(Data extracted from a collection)
───

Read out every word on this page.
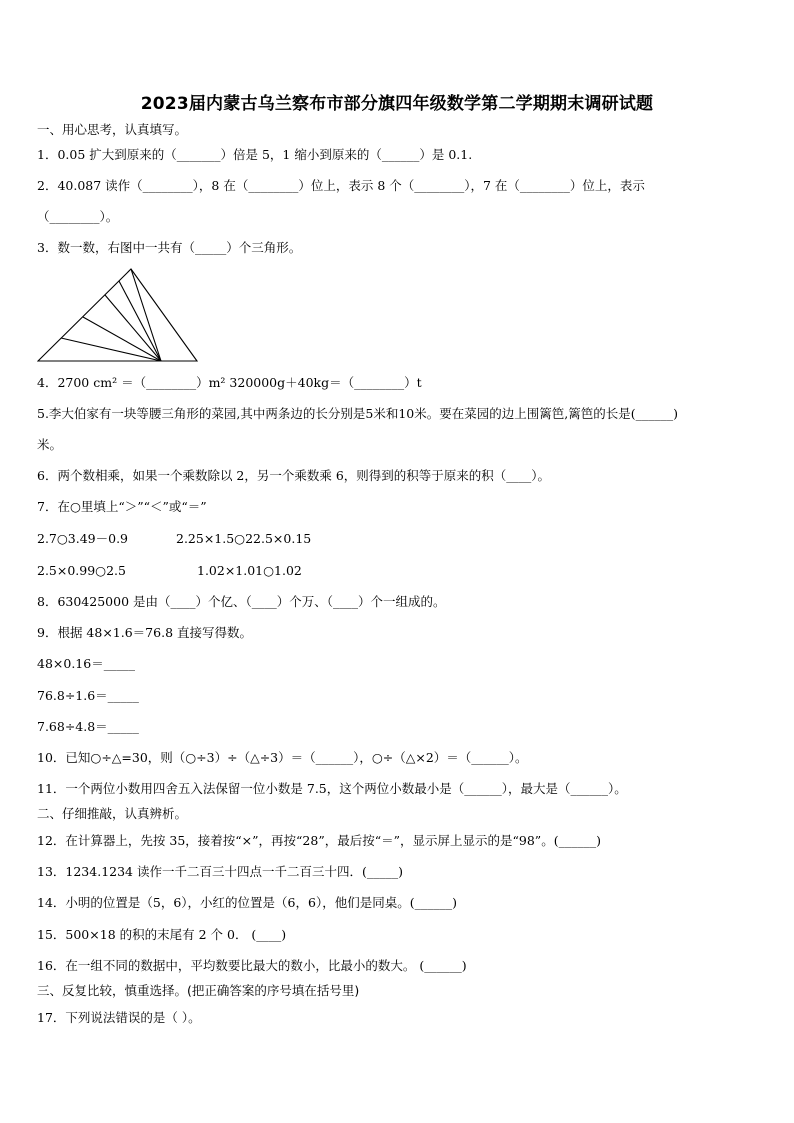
2023届内蒙古乌兰察布市部分旗四年级数学第二学期期末调研试题
一、用心思考，认真填写。
1．0.05 扩大到原来的（_______）倍是 5，1 缩小到原来的（______）是 0.1.
2．40.087 读作（________），8 在（________）位上，表示 8 个（________），7 在（________）位上，表示
（________）。
3．数一数，右图中一共有（_____）个三角形。
4．2700 cm² ＝（________）m² 320000g＋40kg＝（________）t
5.李大伯家有一块等腰三角形的菜园,其中两条边的长分别是5米和10米。要在菜园的边上围篱笆,篱笆的长是(______)
米。
6．两个数相乘，如果一个乘数除以 2，另一个乘数乘 6，则得到的积等于原来的积（____）。
7．在○里填上“＞”“＜”或“＝”
2.7○3.49－0.9	2.25×1.5○22.5×0.15
2.5×0.99○2.5	1.02×1.01○1.02
8．630425000 是由（____）个亿、（____）个万、（____）个一组成的。
9．根据 48×1.6＝76.8 直接写得数。
48×0.16＝_____
76.8÷1.6＝_____
7.68÷4.8＝_____
10．已知○÷△=30，则（○÷3）÷（△÷3）＝（______），○÷（△×2）＝（______）。
11．一个两位小数用四舍五入法保留一位小数是 7.5，这个两位小数最小是（______），最大是（______）。
二、仔细推敲，认真辨析。
12．在计算器上，先按 35，接着按“×”，再按“28”，最后按“＝”，显示屏上显示的是“98”。(______)
13．1234.1234 读作一千二百三十四点一千二百三十四．(_____)
14．小明的位置是（5，6），小红的位置是（6，6），他们是同桌。(______)
15．500×18 的积的末尾有 2 个 0． (____)
16．在一组不同的数据中，平均数要比最大的数小，比最小的数大。 (______)
三、反复比较，慎重选择。(把正确答案的序号填在括号里)
17．下列说法错误的是（ ）。
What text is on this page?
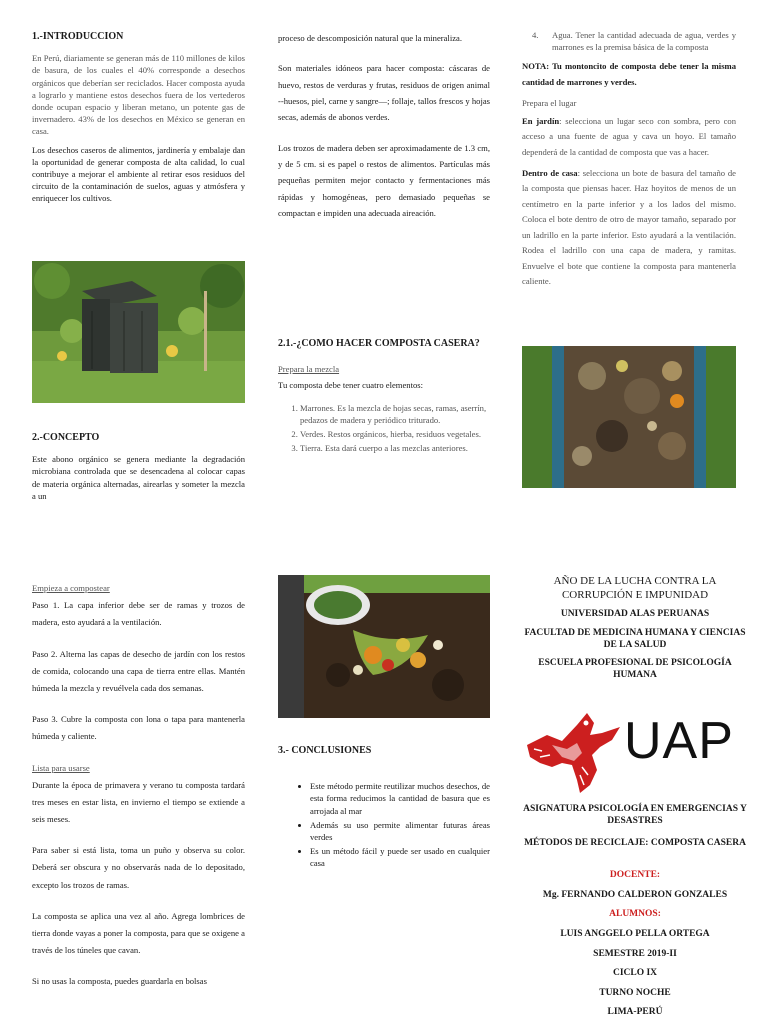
1.-INTRODUCCION

En Perú, diariamente se generan más de 110 millones de kilos de basura, de los cuales el 40% corresponde a desechos orgánicos que deberían ser reciclados. Hacer composta ayuda a lograrlo y mantiene estos desechos fuera de los vertederos donde ocupan espacio y liberan metano, un potente gas de invernadero. 43% de los desechos en México se generan en casa.

Los desechos caseros de alimentos, jardinería y embalaje dan la oportunidad de generar composta de alta calidad, lo cual contribuye a mejorar el ambiente al retirar esos residuos del circuito de la contaminación de suelos, aguas y atmósfera y enriquecer los cultivos.

2.-CONCEPTO

Este abono orgánico se genera mediante la degradación microbiana controlada que se desencadena al colocar capas de materia orgánica alternadas, airearlas y someter la mezcla a un

proceso de descomposición natural que la mineraliza.

Son materiales idóneos para hacer composta: cáscaras de huevo, restos de verduras y frutas, residuos de origen animal --huesos, piel, carne y sangre—; follaje, tallos frescos y hojas secas, además de abonos verdes.

Los trozos de madera deben ser aproximadamente de 1.3 cm, y de 5 cm. si es papel o restos de alimentos. Partículas más pequeñas permiten mejor contacto y fermentaciones más rápidas y homogéneas, pero demasiado pequeñas se compactan e impiden una adecuada aireación.

2.1.-¿COMO HACER COMPOSTA CASERA?
Prepara la mezcla

Tu composta debe tener cuatro elementos:

1. Marrones. Es la mezcla de hojas secas, ramas, aserrín, pedazos de madera y periódico triturado.
2. Verdes. Restos orgánicos, hierba, residuos vegetales.
3. Tierra. Esta dará cuerpo a las mezclas anteriores.
4.	Agua. Tener la cantidad adecuada de agua, verdes y marrones es la premisa básica de la composta

NOTA: Tu montoncito de composta debe tener la misma cantidad de marrones y verdes.

Prepara el lugar

En jardín: selecciona un lugar seco con sombra, pero con acceso a una fuente de agua y cava un hoyo. El tamaño dependerá de la cantidad de composta que vas a hacer.

Dentro de casa: selecciona un bote de basura del tamaño de la composta que piensas hacer. Haz hoyitos de menos de un centímetro en la parte inferior y a los lados del mismo. Coloca el bote dentro de otro de mayor tamaño, separado por un ladrillo en la parte inferior. Esto ayudará a la ventilación. Rodea el ladrillo con una capa de madera, y ramitas. Envuelve el bote que contiene la composta para mantenerla caliente.

Empieza a compostear

Paso 1. La capa inferior debe ser de ramas y trozos de madera, esto ayudará a la ventilación.

Paso 2. Alterna las capas de desecho de jardín con los restos de comida, colocando una capa de tierra entre ellas. Mantén húmeda la mezcla y revuélvela cada dos semanas.

Paso 3. Cubre la composta con lona o tapa para mantenerla húmeda y caliente.

Lista para usarse

Durante la época de primavera y verano tu composta tardará tres meses en estar lista, en invierno el tiempo se extiende a seis meses.

Para saber si está lista, toma un puño y observa su color. Deberá ser obscura y no observarás nada de lo depositado, excepto los trozos de ramas.

La composta se aplica una vez al año. Agrega lombrices de tierra donde vayas a poner la composta, para que se oxigene a través de los túneles que cavan.

Si no usas la composta, puedes guardarla en bolsas

3.- CONCLUSIONES
• Este método permite reutilizar muchos desechos, de esta forma reducimos la cantidad de basura que es arrojada al mar
• Además su uso permite alimentar futuras áreas verdes
• Es un método fácil y puede ser usado en cualquier casa
AÑO DE LA LUCHA CONTRA LA CORRUPCIÓN E IMPUNIDAD
UNIVERSIDAD ALAS PERUANAS
FACULTAD DE MEDICINA HUMANA Y CIENCIAS DE LA SALUD
ESCUELA PROFESIONAL DE PSICOLOGÍA HUMANA
UAP
ASIGNATURA PSICOLOGÍA EN EMERGENCIAS Y DESASTRES
MÉTODOS DE RECICLAJE: COMPOSTA CASERA
DOCENTE:
Mg. FERNANDO CALDERON GONZALES
ALUMNOS:
LUIS ANGGELO PELLA ORTEGA
SEMESTRE 2019-II
CICLO IX
TURNO NOCHE
LIMA-PERÚ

───

◆ DESCRIPTION OF THE TASK: For the material, find the number of lines holding the word "capas" and give that figure and nothing more.

◆ THE COMPLETED TASK: 2